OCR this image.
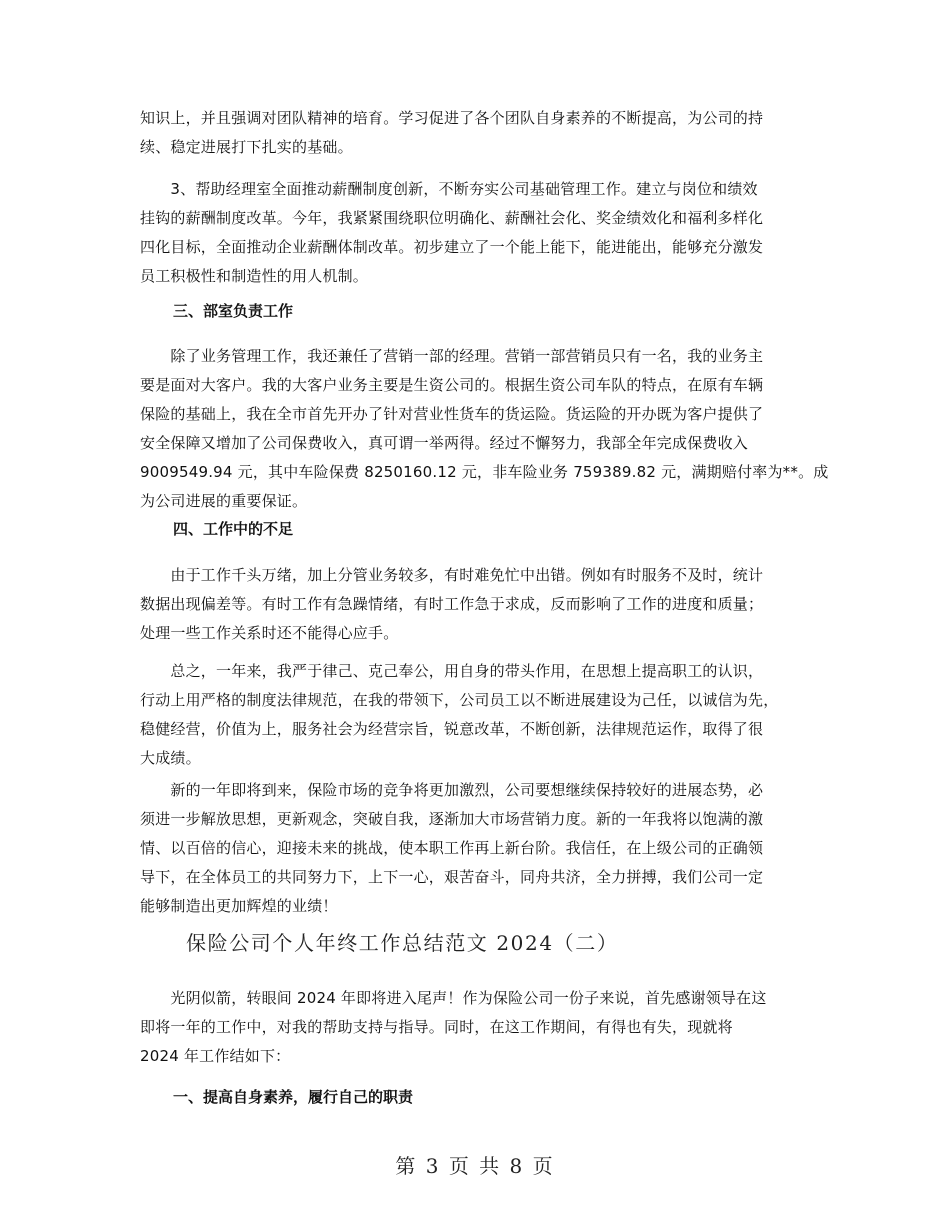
知识上，并且强调对团队精神的培育。学习促进了各个团队自身素养的不断提高，为公司的持
续、稳定进展打下扎实的基础。
　　3、帮助经理室全面推动薪酬制度创新，不断夯实公司基础管理工作。建立与岗位和绩效
挂钩的薪酬制度改革。今年，我紧紧围绕职位明确化、薪酬社会化、奖金绩效化和福利多样化
四化目标，全面推动企业薪酬体制改革。初步建立了一个能上能下，能进能出，能够充分激发
员工积极性和制造性的用人机制。
三、部室负责工作
　　除了业务管理工作，我还兼任了营销一部的经理。营销一部营销员只有一名，我的业务主
要是面对大客户。我的大客户业务主要是生资公司的。根据生资公司车队的特点，在原有车辆
保险的基础上，我在全市首先开办了针对营业性货车的货运险。货运险的开办既为客户提供了
安全保障又增加了公司保费收入，真可谓一举两得。经过不懈努力，我部全年完成保费收入
9009549.94 元，其中车险保费 8250160.12 元，非车险业务 759389.82 元，满期赔付率为**。成
为公司进展的重要保证。
四、工作中的不足
　　由于工作千头万绪，加上分管业务较多，有时难免忙中出错。例如有时服务不及时，统计
数据出现偏差等。有时工作有急躁情绪，有时工作急于求成，反而影响了工作的进度和质量；
处理一些工作关系时还不能得心应手。
　　总之，一年来，我严于律己、克己奉公，用自身的带头作用，在思想上提高职工的认识，
行动上用严格的制度法律规范，在我的带领下，公司员工以不断进展建设为己任，以诚信为先，
稳健经营，价值为上，服务社会为经营宗旨，锐意改革，不断创新，法律规范运作，取得了很
大成绩。
　　新的一年即将到来，保险市场的竞争将更加激烈，公司要想继续保持较好的进展态势，必
须进一步解放思想，更新观念，突破自我，逐渐加大市场营销力度。新的一年我将以饱满的激
情、以百倍的信心，迎接未来的挑战，使本职工作再上新台阶。我信任，在上级公司的正确领
导下，在全体员工的共同努力下，上下一心，艰苦奋斗，同舟共济，全力拼搏，我们公司一定
能够制造出更加辉煌的业绩！
保险公司个人年终工作总结范文 2024（二）
　　光阴似箭，转眼间 2024 年即将进入尾声！作为保险公司一份子来说，首先感谢领导在这
即将一年的工作中，对我的帮助支持与指导。同时，在这工作期间，有得也有失，现就将
2024 年工作结如下：
一、提高自身素养，履行自己的职责
第 3 页 共 8 页
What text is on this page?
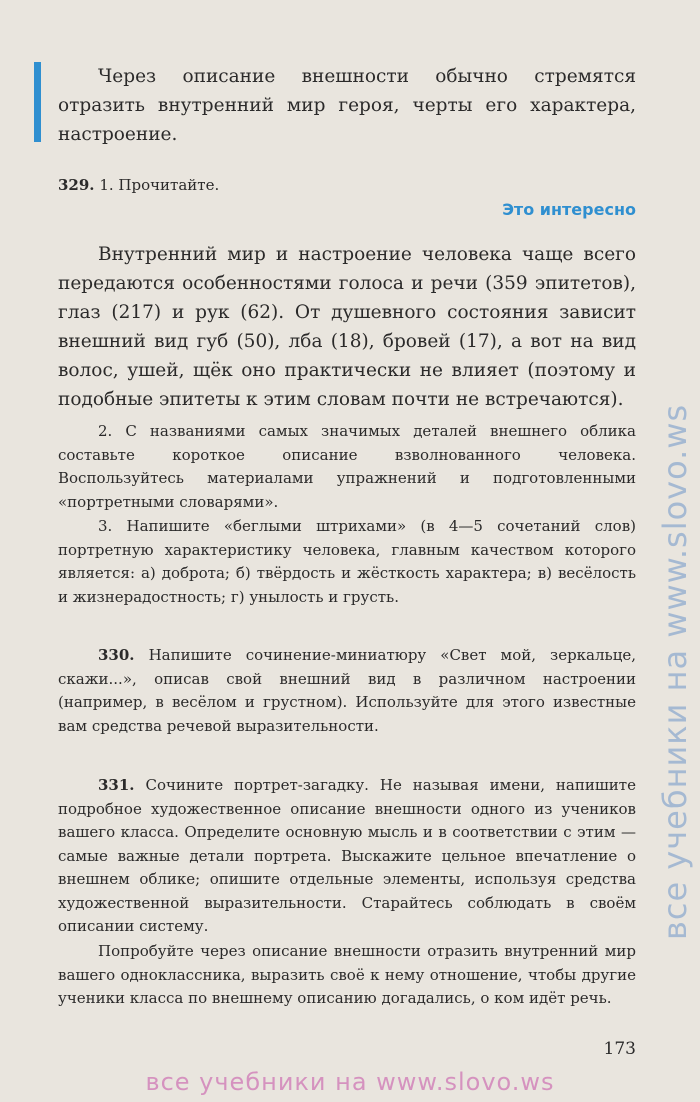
Через описание внешности обычно стремятся отразить внутренний мир героя, черты его характера, настроение.
329. 1. Прочитайте.
Это интересно
Внутренний мир и настроение человека чаще всего передаются особенностями голоса и речи (359 эпитетов), глаз (217) и рук (62). От душевного состояния зависит внешний вид губ (50), лба (18), бровей (17), а вот на вид волос, ушей, щёк оно практически не влияет (поэтому и подобные эпитеты к этим словам почти не встречаются).
2. С названиями самых значимых деталей внешнего облика составьте короткое описание взволнованного человека. Воспользуйтесь материалами упражнений и подготовленными «портретными словарями».
3. Напишите «беглыми штрихами» (в 4—5 сочетаний слов) портретную характеристику человека, главным качеством которого является: а) доброта; б) твёрдость и жёсткость характера; в) весёлость и жизнерадостность; г) унылость и грусть.
330. Напишите сочинение-миниатюру «Свет мой, зеркальце, скажи...», описав свой внешний вид в различном настроении (например, в весёлом и грустном). Используйте для этого известные вам средства речевой выразительности.
331. Сочините портрет-загадку. Не называя имени, напишите подробное художественное описание внешности одного из учеников вашего класса. Определите основную мысль и в соответствии с этим — самые важные детали портрета. Выскажите цельное впечатление о внешнем облике; опишите отдельные элементы, используя средства художественной выразительности. Старайтесь соблюдать в своём описании систему.
Попробуйте через описание внешности отразить внутренний мир вашего одноклассника, выразить своё к нему отношение, чтобы другие ученики класса по внешнему описанию догадались, о ком идёт речь.
173
все учебники на www.slovo.ws
все учебники на www.slovo.ws
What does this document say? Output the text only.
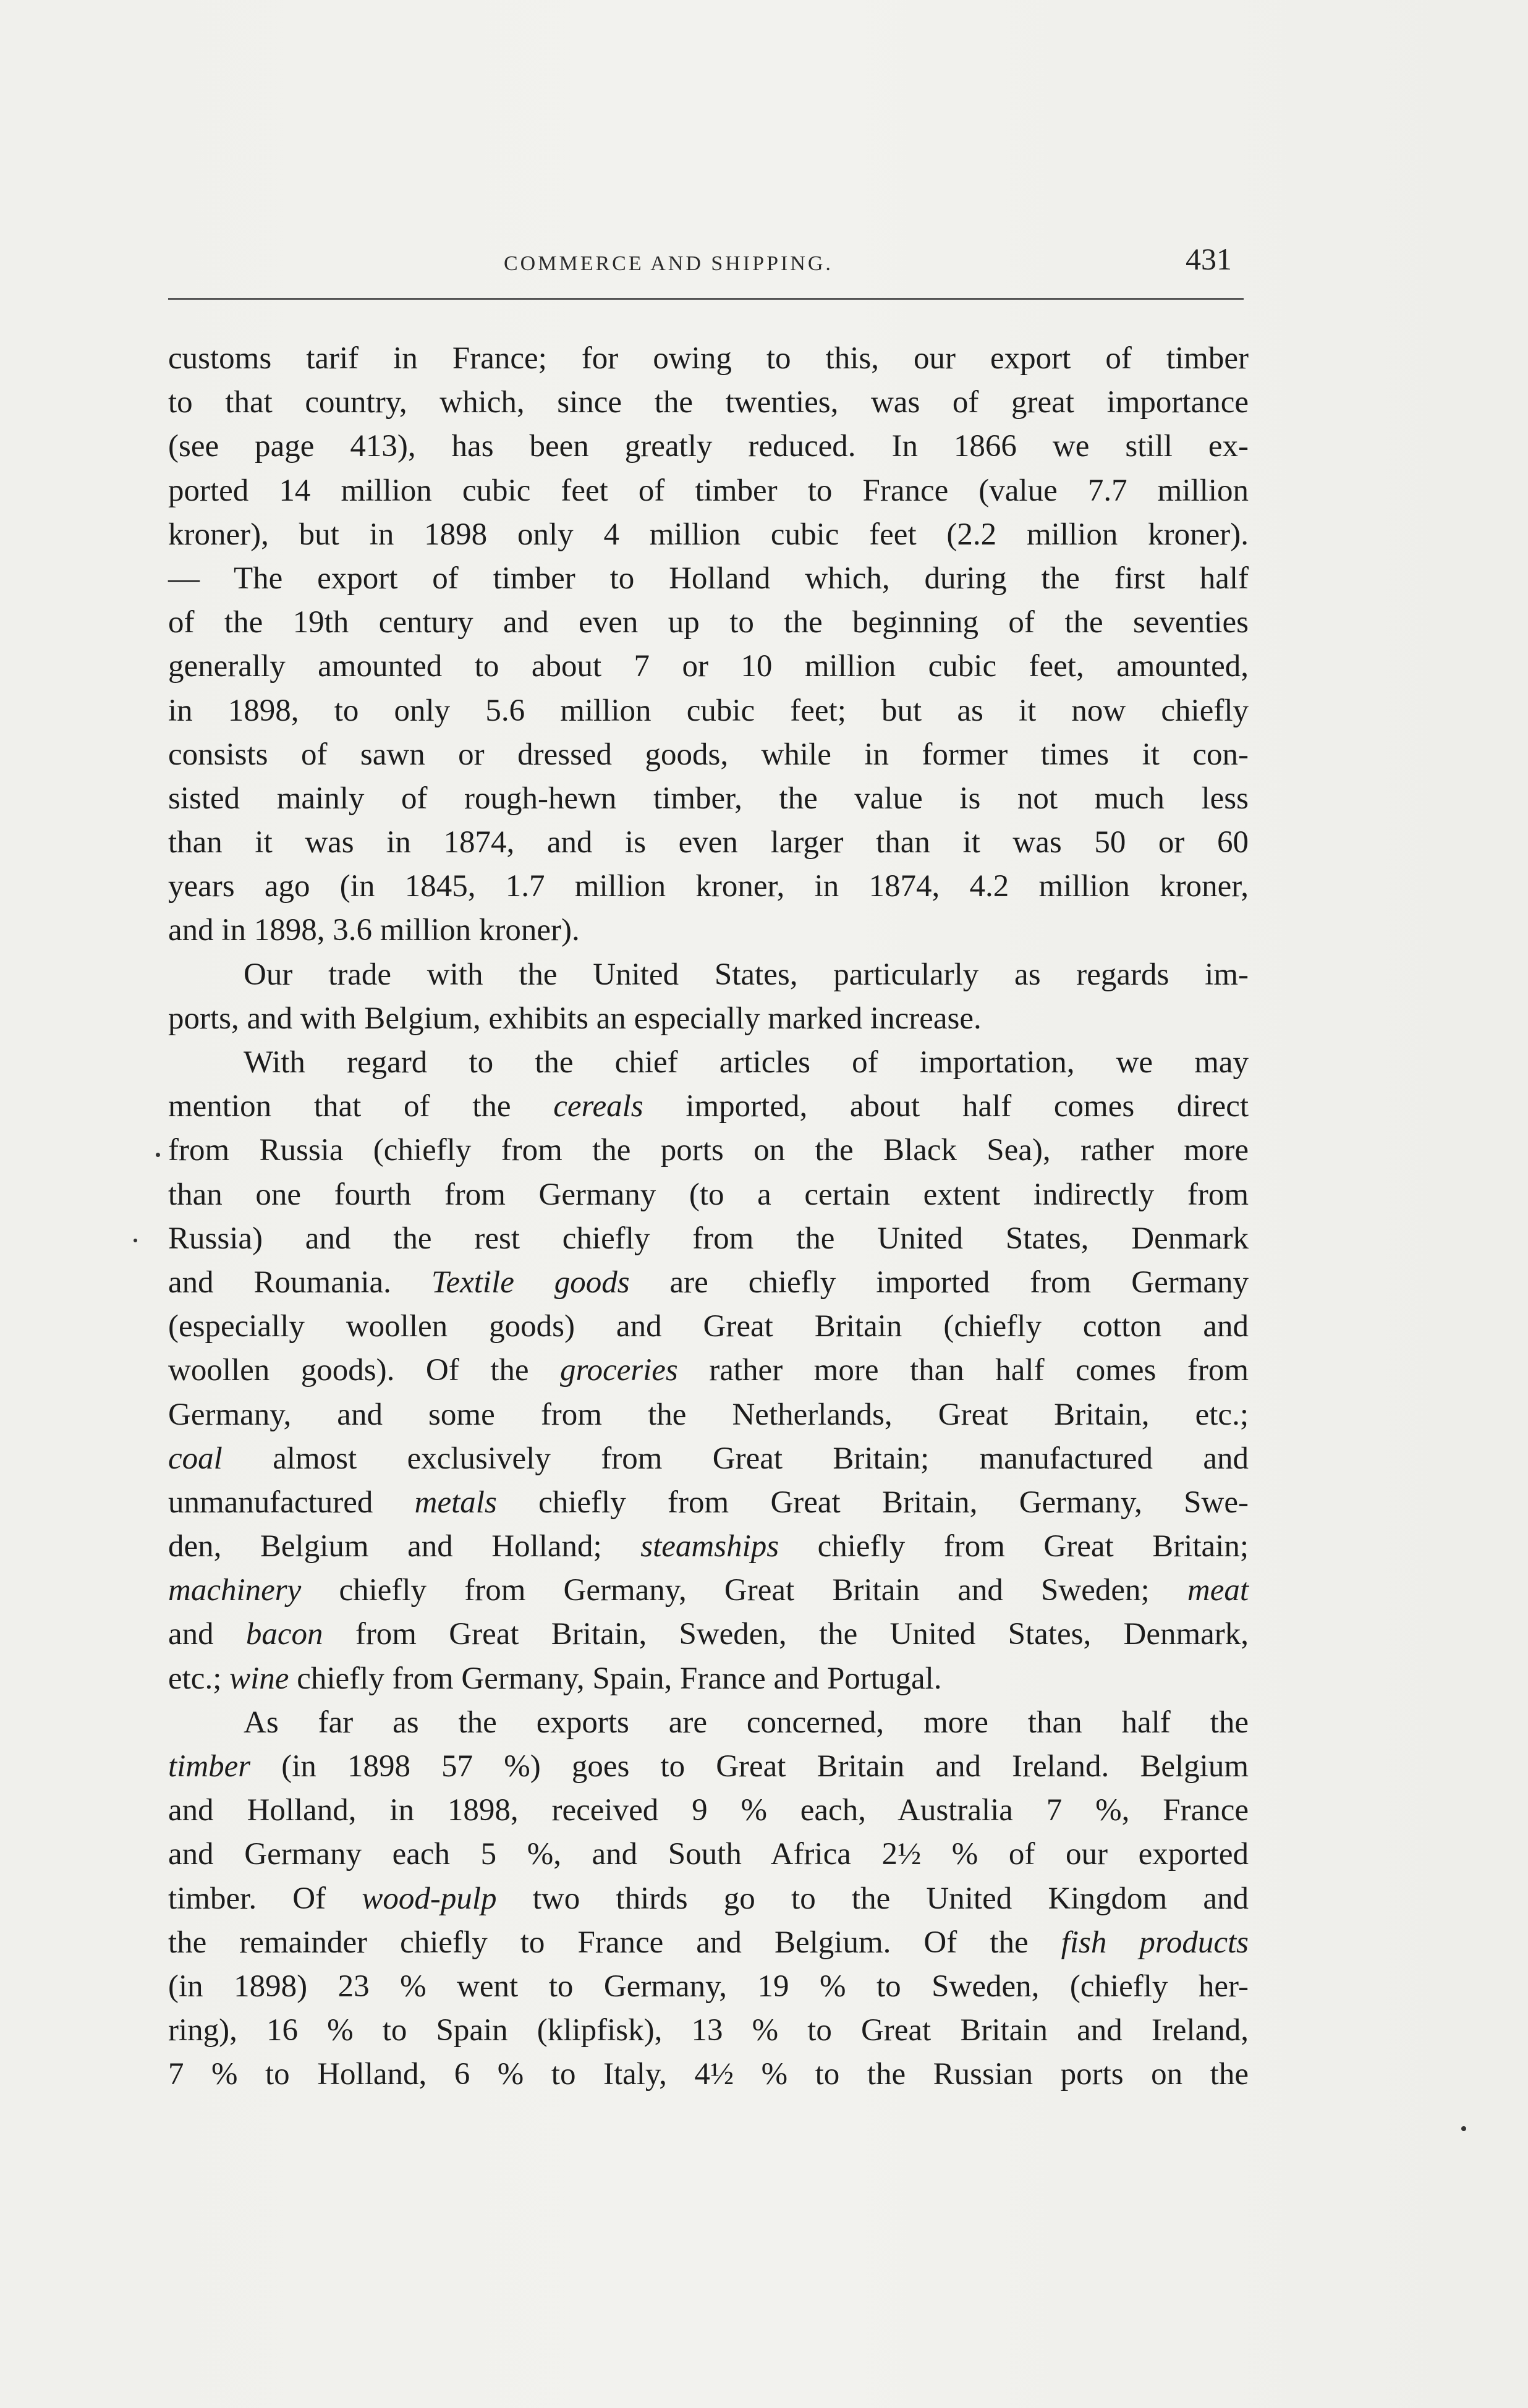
COMMERCE AND SHIPPING.	431
customs tarif in France; for owing to this, our export of timber
to that country, which, since the twenties, was of great importance
(see page 413), has been greatly reduced. In 1866 we still ex-
ported 14 million cubic feet of timber to France (value 7.7 million
kroner), but in 1898 only 4 million cubic feet (2.2 million kroner).
— The export of timber to Holland which, during the first half
of the 19th century and even up to the beginning of the seventies
generally amounted to about 7 or 10 million cubic feet, amounted,
in 1898, to only 5.6 million cubic feet; but as it now chiefly
consists of sawn or dressed goods, while in former times it con-
sisted mainly of rough-hewn timber, the value is not much less
than it was in 1874, and is even larger than it was 50 or 60
years ago (in 1845, 1.7 million kroner, in 1874, 4.2 million kroner,
and in 1898, 3.6 million kroner).
Our trade with the United States, particularly as regards im-
ports, and with Belgium, exhibits an especially marked increase.
With regard to the chief articles of importation, we may
mention that of the cereals imported, about half comes direct
from Russia (chiefly from the ports on the Black Sea), rather more
than one fourth from Germany (to a certain extent indirectly from
Russia) and the rest chiefly from the United States, Denmark
and Roumania. Textile goods are chiefly imported from Germany
(especially woollen goods) and Great Britain (chiefly cotton and
woollen goods). Of the groceries rather more than half comes from
Germany, and some from the Netherlands, Great Britain, etc.;
coal almost exclusively from Great Britain; manufactured and
unmanufactured metals chiefly from Great Britain, Germany, Swe-
den, Belgium and Holland; steamships chiefly from Great Britain;
machinery chiefly from Germany, Great Britain and Sweden; meat
and bacon from Great Britain, Sweden, the United States, Denmark,
etc.; wine chiefly from Germany, Spain, France and Portugal.
As far as the exports are concerned, more than half the
timber (in 1898 57 %) goes to Great Britain and Ireland. Belgium
and Holland, in 1898, received 9 % each, Australia 7 %, France
and Germany each 5 %, and South Africa 2½ % of our exported
timber. Of wood-pulp two thirds go to the United Kingdom and
the remainder chiefly to France and Belgium. Of the fish products
(in 1898) 23 % went to Germany, 19 % to Sweden, (chiefly her-
ring), 16 % to Spain (klipfisk), 13 % to Great Britain and Ireland,
7 % to Holland, 6 % to Italy, 4½ % to the Russian ports on the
□ □ □ □ □ □ □
*Directions for this task*: Drop the pictures and reproduce the rest of the entries above exactly.

*Exercise solution*:
OCR this image.
知识上，并且强调对团队精神的培育。学习促进了各个团队自身素养的不断提高，为公司的持
续、稳定进展打下扎实的基础。
　　3、帮助经理室全面推动薪酬制度创新，不断夯实公司基础管理工作。建立与岗位和绩效
挂钩的薪酬制度改革。今年，我紧紧围绕职位明确化、薪酬社会化、奖金绩效化和福利多样化
四化目标，全面推动企业薪酬体制改革。初步建立了一个能上能下，能进能出，能够充分激发
员工积极性和制造性的用人机制。
三、部室负责工作
　　除了业务管理工作，我还兼任了营销一部的经理。营销一部营销员只有一名，我的业务主
要是面对大客户。我的大客户业务主要是生资公司的。根据生资公司车队的特点，在原有车辆
保险的基础上，我在全市首先开办了针对营业性货车的货运险。货运险的开办既为客户提供了
安全保障又增加了公司保费收入，真可谓一举两得。经过不懈努力，我部全年完成保费收入
9009549.94 元，其中车险保费 8250160.12 元，非车险业务 759389.82 元，满期赔付率为**。成
为公司进展的重要保证。
四、工作中的不足
　　由于工作千头万绪，加上分管业务较多，有时难免忙中出错。例如有时服务不及时，统计
数据出现偏差等。有时工作有急躁情绪，有时工作急于求成，反而影响了工作的进度和质量；
处理一些工作关系时还不能得心应手。
　　总之，一年来，我严于律己、克己奉公，用自身的带头作用，在思想上提高职工的认识，
行动上用严格的制度法律规范，在我的带领下，公司员工以不断进展建设为己任，以诚信为先，
稳健经营，价值为上，服务社会为经营宗旨，锐意改革，不断创新，法律规范运作，取得了很
大成绩。
　　新的一年即将到来，保险市场的竞争将更加激烈，公司要想继续保持较好的进展态势，必
须进一步解放思想，更新观念，突破自我，逐渐加大市场营销力度。新的一年我将以饱满的激
情、以百倍的信心，迎接未来的挑战，使本职工作再上新台阶。我信任，在上级公司的正确领
导下，在全体员工的共同努力下，上下一心，艰苦奋斗，同舟共济，全力拼搏，我们公司一定
能够制造出更加辉煌的业绩！
保险公司个人年终工作总结范文 2024（二）
　　光阴似箭，转眼间 2024 年即将进入尾声！作为保险公司一份子来说，首先感谢领导在这
即将一年的工作中，对我的帮助支持与指导。同时，在这工作期间，有得也有失，现就将
2024 年工作结如下：
一、提高自身素养，履行自己的职责
第 3 页 共 8 页
What text is on this page?
Через описание внешности обычно стремятся отразить внутренний мир героя, черты его характера, настроение.
329. 1. Прочитайте.
Это интересно
Внутренний мир и настроение человека чаще всего передаются особенностями голоса и речи (359 эпитетов), глаз (217) и рук (62). От душевного состояния зависит внешний вид губ (50), лба (18), бровей (17), а вот на вид волос, ушей, щёк оно практически не влияет (поэтому и подобные эпитеты к этим словам почти не встречаются).
2. С названиями самых значимых деталей внешнего облика составьте короткое описание взволнованного человека. Воспользуйтесь материалами упражнений и подготовленными «портретными словарями».
3. Напишите «беглыми штрихами» (в 4—5 сочетаний слов) портретную характеристику человека, главным качеством которого является: а) доброта; б) твёрдость и жёсткость характера; в) весёлость и жизнерадостность; г) унылость и грусть.
330. Напишите сочинение-миниатюру «Свет мой, зеркальце, скажи...», описав свой внешний вид в различном настроении (например, в весёлом и грустном). Используйте для этого известные вам средства речевой выразительности.
331. Сочините портрет-загадку. Не называя имени, напишите подробное художественное описание внешности одного из учеников вашего класса. Определите основную мысль и в соответствии с этим — самые важные детали портрета. Выскажите цельное впечатление о внешнем облике; опишите отдельные элементы, используя средства художественной выразительности. Старайтесь соблюдать в своём описании систему.
Попробуйте через описание внешности отразить внутренний мир вашего одноклассника, выразить своё к нему отношение, чтобы другие ученики класса по внешнему описанию догадались, о ком идёт речь.
173
все учебники на www.slovo.ws
все учебники на www.slovo.ws
What does this document say? Output the text only.
COMMERCE AND SHIPPING.	431
customs tarif in France; for owing to this, our export of timber
to that country, which, since the twenties, was of great importance
(see page 413), has been greatly reduced. In 1866 we still ex-
ported 14 million cubic feet of timber to France (value 7.7 million
kroner), but in 1898 only 4 million cubic feet (2.2 million kroner).
— The export of timber to Holland which, during the first half
of the 19th century and even up to the beginning of the seventies
generally amounted to about 7 or 10 million cubic feet, amounted,
in 1898, to only 5.6 million cubic feet; but as it now chiefly
consists of sawn or dressed goods, while in former times it con-
sisted mainly of rough-hewn timber, the value is not much less
than it was in 1874, and is even larger than it was 50 or 60
years ago (in 1845, 1.7 million kroner, in 1874, 4.2 million kroner,
and in 1898, 3.6 million kroner).
Our trade with the United States, particularly as regards im-
ports, and with Belgium, exhibits an especially marked increase.
With regard to the chief articles of importation, we may
mention that of the cereals imported, about half comes direct
from Russia (chiefly from the ports on the Black Sea), rather more
than one fourth from Germany (to a certain extent indirectly from
Russia) and the rest chiefly from the United States, Denmark
and Roumania. Textile goods are chiefly imported from Germany
(especially woollen goods) and Great Britain (chiefly cotton and
woollen goods). Of the groceries rather more than half comes from
Germany, and some from the Netherlands, Great Britain, etc.;
coal almost exclusively from Great Britain; manufactured and
unmanufactured metals chiefly from Great Britain, Germany, Swe-
den, Belgium and Holland; steamships chiefly from Great Britain;
machinery chiefly from Germany, Great Britain and Sweden; meat
and bacon from Great Britain, Sweden, the United States, Denmark,
etc.; wine chiefly from Germany, Spain, France and Portugal.
As far as the exports are concerned, more than half the
timber (in 1898 57 %) goes to Great Britain and Ireland. Belgium
and Holland, in 1898, received 9 % each, Australia 7 %, France
and Germany each 5 %, and South Africa 2½ % of our exported
timber. Of wood-pulp two thirds go to the United Kingdom and
the remainder chiefly to France and Belgium. Of the fish products
(in 1898) 23 % went to Germany, 19 % to Sweden, (chiefly her-
ring), 16 % to Spain (klipfisk), 13 % to Great Britain and Ireland,
7 % to Holland, 6 % to Italy, 4½ % to the Russian ports on the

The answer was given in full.